*What to do*.
Search the material for the string "MODULAR" and copy each line where it occurs.

Stored items:
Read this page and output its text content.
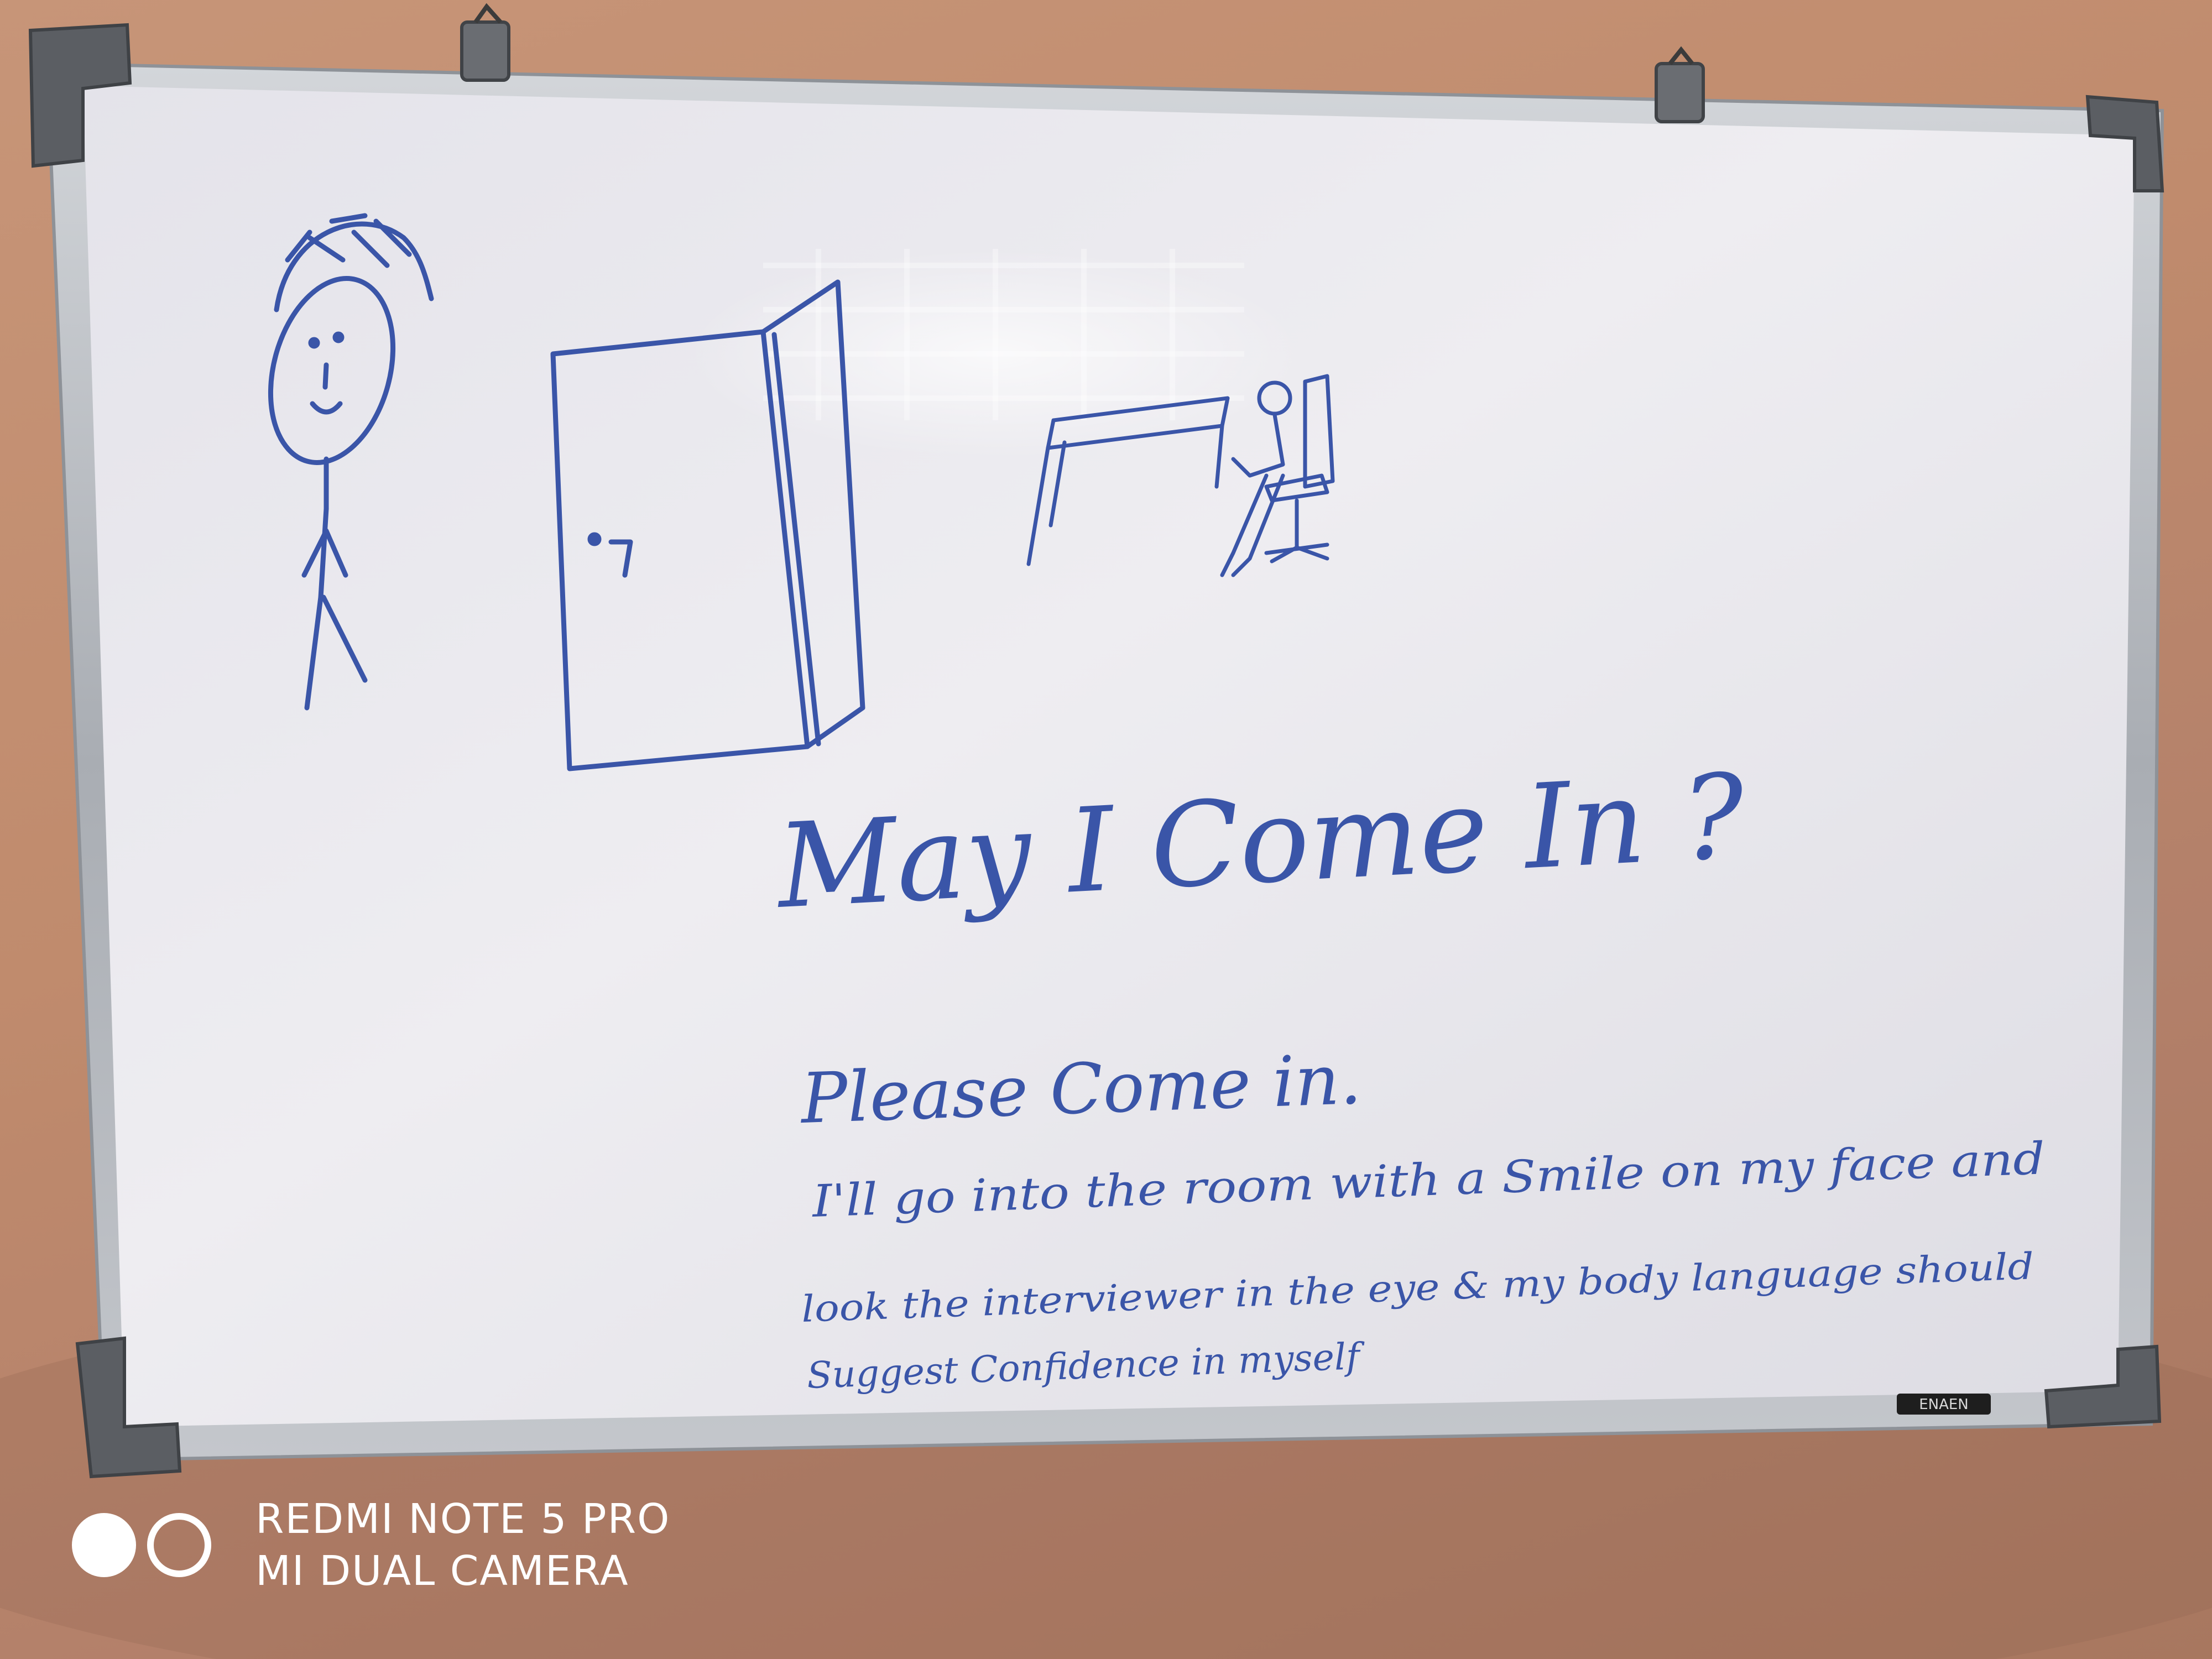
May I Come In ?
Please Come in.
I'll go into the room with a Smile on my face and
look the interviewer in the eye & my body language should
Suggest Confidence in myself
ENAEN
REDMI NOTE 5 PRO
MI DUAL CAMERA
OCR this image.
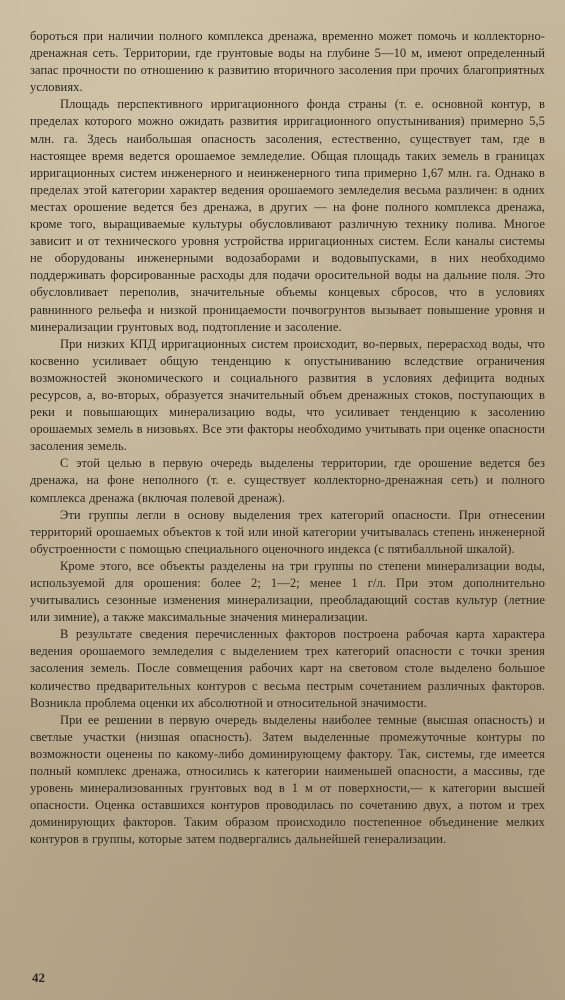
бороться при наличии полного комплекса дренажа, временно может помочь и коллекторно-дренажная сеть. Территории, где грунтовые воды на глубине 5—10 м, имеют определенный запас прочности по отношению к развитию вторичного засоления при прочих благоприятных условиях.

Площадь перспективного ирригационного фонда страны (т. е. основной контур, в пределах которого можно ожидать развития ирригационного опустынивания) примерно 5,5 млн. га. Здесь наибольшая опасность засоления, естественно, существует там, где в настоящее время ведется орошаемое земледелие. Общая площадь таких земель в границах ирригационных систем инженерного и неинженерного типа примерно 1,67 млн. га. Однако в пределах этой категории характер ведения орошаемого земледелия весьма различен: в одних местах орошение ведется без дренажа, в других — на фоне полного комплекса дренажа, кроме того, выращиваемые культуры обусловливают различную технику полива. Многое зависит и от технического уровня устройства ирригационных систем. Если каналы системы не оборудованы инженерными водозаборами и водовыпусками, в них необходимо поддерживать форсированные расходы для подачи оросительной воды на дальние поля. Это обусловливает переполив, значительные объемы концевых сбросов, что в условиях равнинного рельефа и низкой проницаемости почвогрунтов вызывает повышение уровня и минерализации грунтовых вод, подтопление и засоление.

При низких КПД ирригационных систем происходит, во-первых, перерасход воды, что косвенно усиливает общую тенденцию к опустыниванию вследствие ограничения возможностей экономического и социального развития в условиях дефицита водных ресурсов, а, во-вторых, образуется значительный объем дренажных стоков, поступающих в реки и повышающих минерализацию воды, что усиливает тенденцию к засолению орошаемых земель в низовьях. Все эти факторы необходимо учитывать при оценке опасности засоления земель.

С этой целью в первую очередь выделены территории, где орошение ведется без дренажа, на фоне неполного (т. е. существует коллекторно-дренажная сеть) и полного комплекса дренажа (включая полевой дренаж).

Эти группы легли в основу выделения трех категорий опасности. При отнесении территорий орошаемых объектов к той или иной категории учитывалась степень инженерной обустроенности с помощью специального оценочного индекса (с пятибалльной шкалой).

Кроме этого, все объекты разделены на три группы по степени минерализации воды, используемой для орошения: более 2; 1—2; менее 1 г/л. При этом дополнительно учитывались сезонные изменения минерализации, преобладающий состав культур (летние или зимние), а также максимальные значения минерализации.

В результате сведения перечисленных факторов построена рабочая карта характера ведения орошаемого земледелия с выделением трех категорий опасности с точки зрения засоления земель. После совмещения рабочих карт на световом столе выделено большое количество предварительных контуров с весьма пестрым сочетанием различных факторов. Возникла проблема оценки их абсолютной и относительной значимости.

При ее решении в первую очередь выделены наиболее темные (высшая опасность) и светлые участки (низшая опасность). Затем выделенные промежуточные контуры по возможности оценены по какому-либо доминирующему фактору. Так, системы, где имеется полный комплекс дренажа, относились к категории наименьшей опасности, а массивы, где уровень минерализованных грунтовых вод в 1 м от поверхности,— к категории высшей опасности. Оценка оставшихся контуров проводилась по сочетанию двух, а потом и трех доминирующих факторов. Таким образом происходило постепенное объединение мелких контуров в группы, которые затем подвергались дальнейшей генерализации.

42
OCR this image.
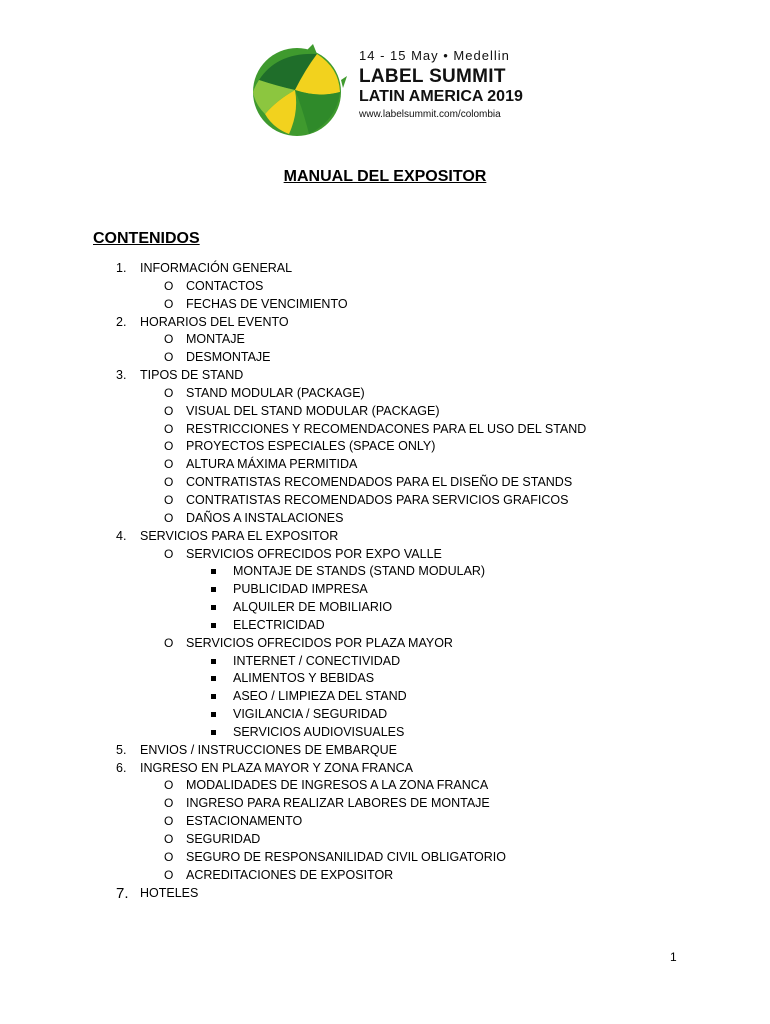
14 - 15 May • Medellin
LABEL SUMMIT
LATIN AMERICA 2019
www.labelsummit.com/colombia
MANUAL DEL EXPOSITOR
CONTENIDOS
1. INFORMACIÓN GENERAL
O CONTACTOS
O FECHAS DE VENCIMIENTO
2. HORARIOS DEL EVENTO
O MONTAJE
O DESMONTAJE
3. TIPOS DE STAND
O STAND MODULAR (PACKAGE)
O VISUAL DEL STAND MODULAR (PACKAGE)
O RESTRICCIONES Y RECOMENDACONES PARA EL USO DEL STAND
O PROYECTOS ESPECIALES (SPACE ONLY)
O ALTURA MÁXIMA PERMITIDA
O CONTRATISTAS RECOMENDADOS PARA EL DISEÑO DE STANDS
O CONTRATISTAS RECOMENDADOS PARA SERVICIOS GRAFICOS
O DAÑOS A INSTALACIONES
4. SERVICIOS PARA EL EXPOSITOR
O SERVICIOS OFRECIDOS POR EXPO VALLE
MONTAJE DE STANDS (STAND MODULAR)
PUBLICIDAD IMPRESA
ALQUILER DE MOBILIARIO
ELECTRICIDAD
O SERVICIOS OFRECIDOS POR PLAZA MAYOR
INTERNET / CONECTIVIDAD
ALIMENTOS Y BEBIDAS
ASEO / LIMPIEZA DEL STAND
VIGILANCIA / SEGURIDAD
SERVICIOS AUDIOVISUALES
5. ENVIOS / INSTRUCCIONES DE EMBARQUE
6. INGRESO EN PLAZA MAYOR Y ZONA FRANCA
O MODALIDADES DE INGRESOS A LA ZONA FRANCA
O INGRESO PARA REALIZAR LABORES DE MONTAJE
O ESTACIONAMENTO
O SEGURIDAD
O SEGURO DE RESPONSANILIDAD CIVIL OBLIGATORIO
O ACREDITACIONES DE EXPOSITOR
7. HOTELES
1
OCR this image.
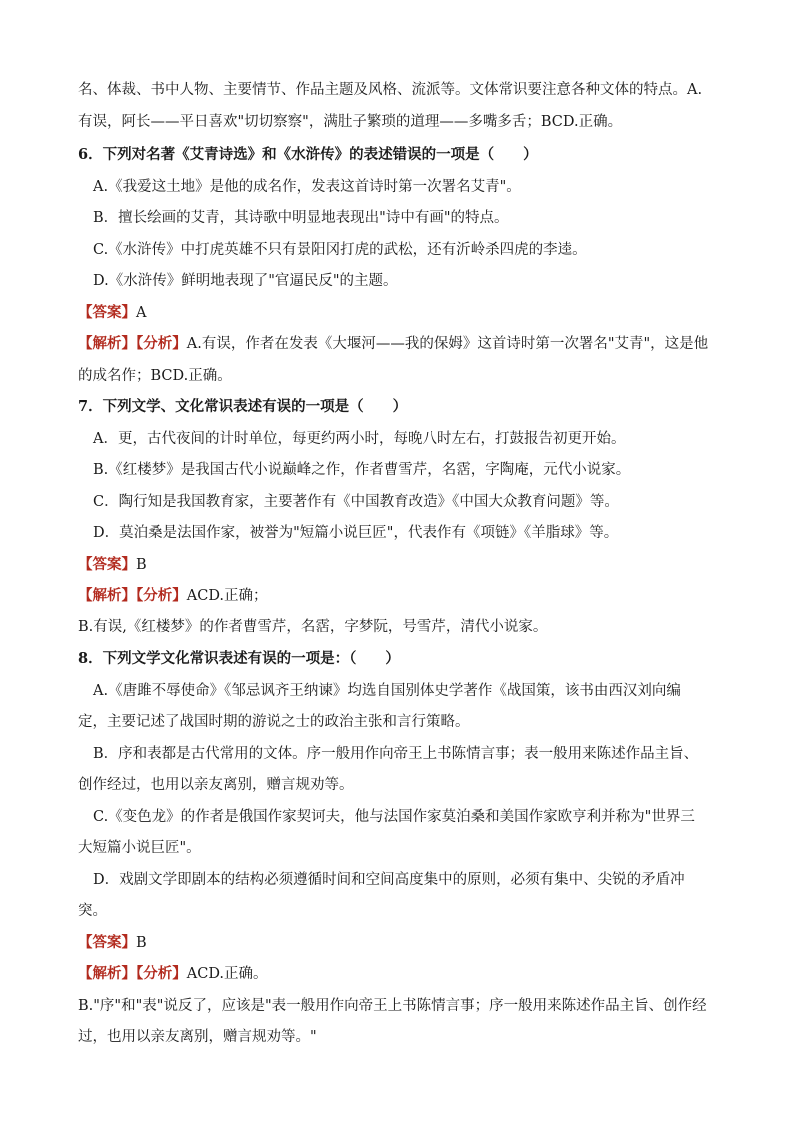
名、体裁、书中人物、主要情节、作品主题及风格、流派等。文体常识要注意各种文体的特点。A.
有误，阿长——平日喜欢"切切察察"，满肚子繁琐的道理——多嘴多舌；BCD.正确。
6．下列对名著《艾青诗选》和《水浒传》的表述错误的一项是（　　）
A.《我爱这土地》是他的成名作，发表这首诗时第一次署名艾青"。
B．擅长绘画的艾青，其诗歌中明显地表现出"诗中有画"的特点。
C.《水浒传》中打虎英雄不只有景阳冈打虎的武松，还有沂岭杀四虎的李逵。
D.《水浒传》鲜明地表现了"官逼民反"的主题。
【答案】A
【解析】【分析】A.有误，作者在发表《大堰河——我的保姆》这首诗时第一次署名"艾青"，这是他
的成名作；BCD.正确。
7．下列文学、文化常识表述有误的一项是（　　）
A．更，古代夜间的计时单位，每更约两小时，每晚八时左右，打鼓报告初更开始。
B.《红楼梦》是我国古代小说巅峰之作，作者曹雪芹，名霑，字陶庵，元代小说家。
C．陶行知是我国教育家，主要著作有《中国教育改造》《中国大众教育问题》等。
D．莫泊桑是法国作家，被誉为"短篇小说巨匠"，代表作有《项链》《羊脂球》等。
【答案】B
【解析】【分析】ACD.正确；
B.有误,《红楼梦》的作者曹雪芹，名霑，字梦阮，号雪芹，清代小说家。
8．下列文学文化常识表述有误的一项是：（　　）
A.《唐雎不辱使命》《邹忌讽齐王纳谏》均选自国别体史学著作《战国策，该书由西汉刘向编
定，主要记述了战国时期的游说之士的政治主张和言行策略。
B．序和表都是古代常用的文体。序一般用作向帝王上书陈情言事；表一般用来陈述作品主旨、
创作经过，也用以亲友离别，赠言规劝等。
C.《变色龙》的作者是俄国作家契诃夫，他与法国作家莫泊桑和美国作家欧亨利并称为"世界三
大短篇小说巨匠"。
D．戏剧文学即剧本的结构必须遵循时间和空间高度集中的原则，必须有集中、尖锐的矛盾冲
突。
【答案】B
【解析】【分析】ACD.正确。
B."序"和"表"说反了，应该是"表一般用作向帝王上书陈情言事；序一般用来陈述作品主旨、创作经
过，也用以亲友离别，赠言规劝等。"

*Worked solution*.
O STAND MODULAR (PACKAGE)
O VISUAL DEL STAND MODULAR (PACKAGE)
MONTAJE DE STANDS (STAND MODULAR)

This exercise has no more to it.